# What the task requires:
Extract every line below that contains the word "type".

=== Data excerpts ===

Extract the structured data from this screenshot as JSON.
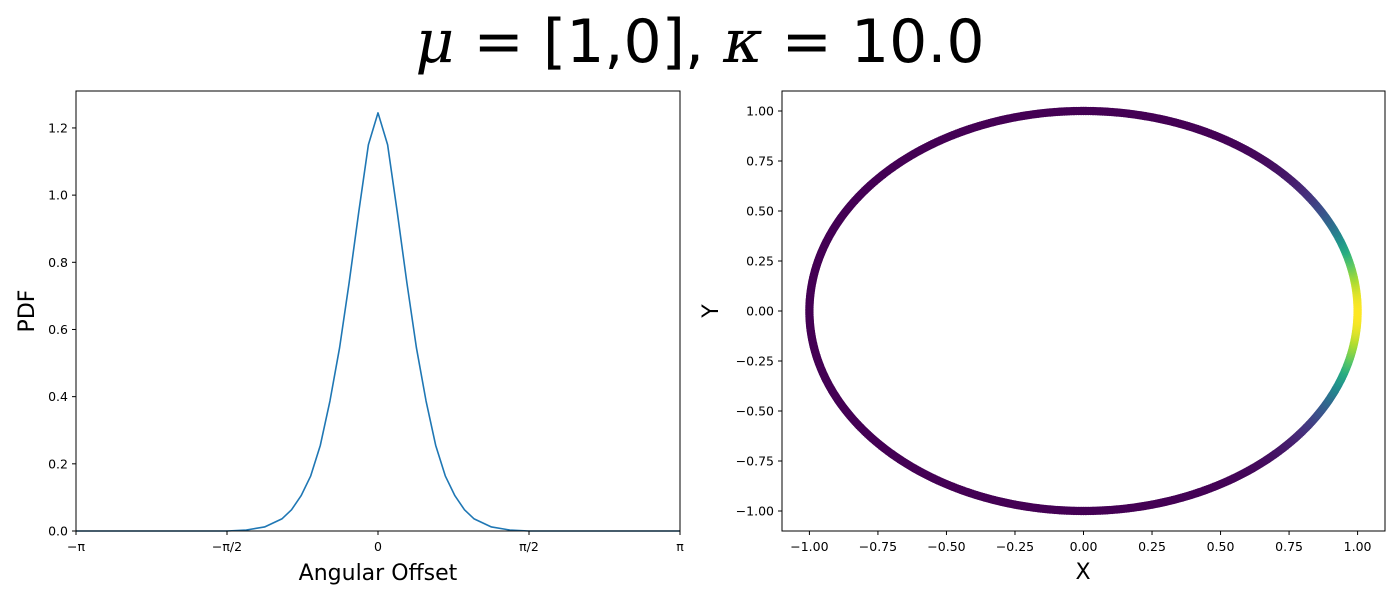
{
  "figure": {
    "title": {
      "mu_symbol": "μ",
      "mu_eq": " = [1,0],  ",
      "kappa_symbol": "κ",
      "kappa_eq": " = 10.0"
    }
  },
  "chart_data": [
    {
      "type": "line",
      "title": "",
      "xlabel": "Angular Offset",
      "ylabel": "PDF",
      "xlim": [
        -3.14159265,
        3.14159265
      ],
      "ylim": [
        0,
        1.31
      ],
      "x_ticks": [
        {
          "value": -3.14159265,
          "label": "−π"
        },
        {
          "value": -1.5707963,
          "label": "−π/2"
        },
        {
          "value": 0,
          "label": "0"
        },
        {
          "value": 1.5707963,
          "label": "π/2"
        },
        {
          "value": 3.14159265,
          "label": "π"
        }
      ],
      "y_ticks": [
        0.0,
        0.2,
        0.4,
        0.6,
        0.8,
        1.0,
        1.2
      ],
      "y_tick_labels": [
        "0.0",
        "0.2",
        "0.4",
        "0.6",
        "0.8",
        "1.0",
        "1.2"
      ],
      "series": [
        {
          "color": "#1f77b4",
          "x": [
            -3.14,
            -2.75,
            -2.36,
            -1.96,
            -1.57,
            -1.37,
            -1.18,
            -1.0,
            -0.9,
            -0.8,
            -0.7,
            -0.6,
            -0.5,
            -0.4,
            -0.3,
            -0.2,
            -0.1,
            0.0,
            0.1,
            0.2,
            0.3,
            0.4,
            0.5,
            0.6,
            0.7,
            0.8,
            0.9,
            1.0,
            1.18,
            1.37,
            1.57,
            1.96,
            2.36,
            2.75,
            3.14
          ],
          "y": [
            0.0,
            0.0,
            0.0,
            0.0,
            0.0,
            0.003,
            0.012,
            0.036,
            0.063,
            0.105,
            0.164,
            0.255,
            0.387,
            0.545,
            0.74,
            0.95,
            1.15,
            1.245,
            1.15,
            0.95,
            0.74,
            0.545,
            0.387,
            0.255,
            0.164,
            0.105,
            0.063,
            0.036,
            0.012,
            0.003,
            0.0,
            0.0,
            0.0,
            0.0,
            0.0
          ]
        }
      ],
      "grid": false
    },
    {
      "type": "scatter",
      "title": "",
      "xlabel": "X",
      "ylabel": "Y",
      "xlim": [
        -1.1,
        1.1
      ],
      "ylim": [
        -1.1,
        1.1
      ],
      "x_ticks": [
        -1.0,
        -0.75,
        -0.5,
        -0.25,
        0.0,
        0.25,
        0.5,
        0.75,
        1.0
      ],
      "x_tick_labels": [
        "−1.00",
        "−0.75",
        "−0.50",
        "−0.25",
        "0.00",
        "0.25",
        "0.50",
        "0.75",
        "1.00"
      ],
      "y_ticks": [
        -1.0,
        -0.75,
        -0.5,
        -0.25,
        0.0,
        0.25,
        0.5,
        0.75,
        1.0
      ],
      "y_tick_labels": [
        "−1.00",
        "−0.75",
        "−0.50",
        "−0.25",
        "0.00",
        "0.25",
        "0.50",
        "0.75",
        "1.00"
      ],
      "points": "unit circle x=cos(t), y=sin(t), colored by von Mises density",
      "colormap": "viridis",
      "kappa": 10.0,
      "mu": [
        1,
        0
      ],
      "grid": false
    }
  ]
}
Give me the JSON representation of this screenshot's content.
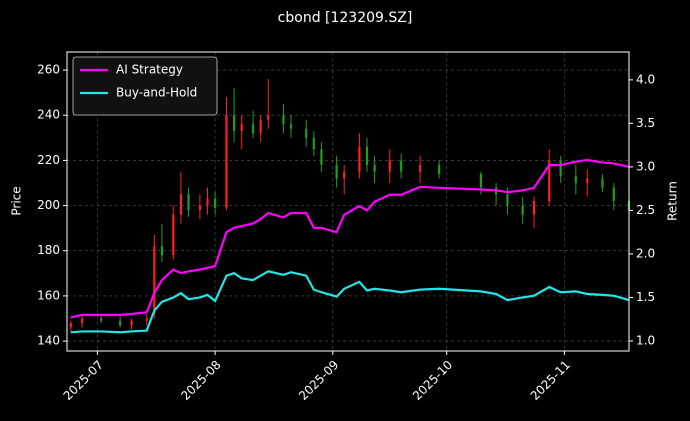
{
  "chart_data": {
    "type": "candlestick",
    "title": "cbond [123209.SZ]",
    "ylabel": "Price",
    "y2label": "Return",
    "x": [
      "2025-06-24",
      "2025-06-27",
      "2025-07-02",
      "2025-07-07",
      "2025-07-10",
      "2025-07-14",
      "2025-07-16",
      "2025-07-18",
      "2025-07-21",
      "2025-07-23",
      "2025-07-25",
      "2025-07-28",
      "2025-07-30",
      "2025-08-01",
      "2025-08-04",
      "2025-08-06",
      "2025-08-08",
      "2025-08-11",
      "2025-08-13",
      "2025-08-15",
      "2025-08-19",
      "2025-08-21",
      "2025-08-25",
      "2025-08-27",
      "2025-08-29",
      "2025-09-02",
      "2025-09-04",
      "2025-09-08",
      "2025-09-10",
      "2025-09-12",
      "2025-09-16",
      "2025-09-19",
      "2025-09-24",
      "2025-09-29",
      "2025-10-10",
      "2025-10-14",
      "2025-10-17",
      "2025-10-21",
      "2025-10-24",
      "2025-10-28",
      "2025-10-31",
      "2025-11-04",
      "2025-11-07",
      "2025-11-11",
      "2025-11-14",
      "2025-11-18"
    ],
    "open": [
      146,
      148,
      150,
      149,
      147,
      149,
      152,
      182,
      178,
      196,
      205,
      198,
      200,
      203,
      199,
      240,
      233,
      236,
      232,
      238,
      240,
      236,
      234,
      230,
      225,
      218,
      212,
      215,
      226,
      218,
      215,
      220,
      215,
      218,
      214,
      208,
      205,
      200,
      196,
      202,
      220,
      213,
      210,
      212,
      208,
      202
    ],
    "high": [
      149,
      151,
      152,
      151,
      150,
      152,
      187,
      192,
      200,
      215,
      208,
      205,
      208,
      206,
      248,
      252,
      240,
      242,
      240,
      256,
      245,
      240,
      238,
      233,
      228,
      222,
      218,
      232,
      230,
      222,
      225,
      223,
      222,
      220,
      215,
      210,
      208,
      204,
      204,
      225,
      222,
      218,
      216,
      214,
      210,
      205
    ],
    "low": [
      144,
      146,
      148,
      146,
      145,
      147,
      150,
      175,
      176,
      192,
      195,
      194,
      196,
      196,
      198,
      228,
      225,
      230,
      228,
      234,
      232,
      230,
      226,
      222,
      215,
      208,
      205,
      212,
      215,
      210,
      210,
      212,
      210,
      212,
      205,
      200,
      196,
      192,
      190,
      200,
      210,
      205,
      204,
      206,
      198,
      195
    ],
    "close": [
      148,
      150,
      149,
      147,
      149,
      150,
      182,
      178,
      196,
      205,
      198,
      200,
      203,
      199,
      240,
      233,
      236,
      232,
      238,
      240,
      236,
      234,
      230,
      225,
      218,
      212,
      215,
      226,
      218,
      215,
      220,
      215,
      218,
      214,
      208,
      205,
      200,
      196,
      202,
      220,
      213,
      210,
      212,
      208,
      202,
      198
    ],
    "up_color": "#ff2020",
    "down_color": "#1f9f1f",
    "series": [
      {
        "name": "AI Strategy",
        "color": "#ff00ff",
        "axis": "y2",
        "values": [
          1.27,
          1.3,
          1.3,
          1.3,
          1.31,
          1.33,
          1.55,
          1.7,
          1.82,
          1.78,
          1.8,
          1.82,
          1.84,
          1.86,
          2.25,
          2.3,
          2.32,
          2.35,
          2.4,
          2.47,
          2.42,
          2.47,
          2.47,
          2.3,
          2.3,
          2.25,
          2.45,
          2.55,
          2.5,
          2.6,
          2.68,
          2.68,
          2.77,
          2.76,
          2.74,
          2.73,
          2.71,
          2.73,
          2.76,
          3.02,
          3.02,
          3.06,
          3.08,
          3.05,
          3.04,
          3.0
        ]
      },
      {
        "name": "Buy-and-Hold",
        "color": "#22e6e6",
        "axis": "y2",
        "values": [
          1.1,
          1.11,
          1.11,
          1.1,
          1.11,
          1.12,
          1.35,
          1.45,
          1.5,
          1.55,
          1.48,
          1.5,
          1.53,
          1.46,
          1.75,
          1.78,
          1.72,
          1.7,
          1.75,
          1.8,
          1.76,
          1.79,
          1.75,
          1.59,
          1.56,
          1.51,
          1.6,
          1.68,
          1.58,
          1.6,
          1.58,
          1.56,
          1.59,
          1.6,
          1.57,
          1.54,
          1.47,
          1.5,
          1.52,
          1.62,
          1.56,
          1.57,
          1.54,
          1.53,
          1.52,
          1.47
        ]
      }
    ],
    "xlim": [
      "2025-06-23",
      "2025-11-18"
    ],
    "xticks": [
      {
        "value": "2025-07-01",
        "label": "2025-07"
      },
      {
        "value": "2025-08-01",
        "label": "2025-08"
      },
      {
        "value": "2025-09-01",
        "label": "2025-09"
      },
      {
        "value": "2025-10-01",
        "label": "2025-10"
      },
      {
        "value": "2025-11-01",
        "label": "2025-11"
      }
    ],
    "ylim": [
      135.6,
      268
    ],
    "yticks": [
      140,
      160,
      180,
      200,
      220,
      240,
      260
    ],
    "y2lim": [
      0.885,
      4.32
    ],
    "y2ticks": [
      {
        "value": 1,
        "label": "1.0"
      },
      1.5,
      {
        "value": 2,
        "label": "2.0"
      },
      2.5,
      {
        "value": 3,
        "label": "3.0"
      },
      3.5,
      {
        "value": 4,
        "label": "4.0"
      }
    ],
    "grid": true,
    "legend_loc": "upper left"
  }
}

===

# Answer to the problem:
      "type": "line",
      "type": "scatter",
    "type": "candlestick",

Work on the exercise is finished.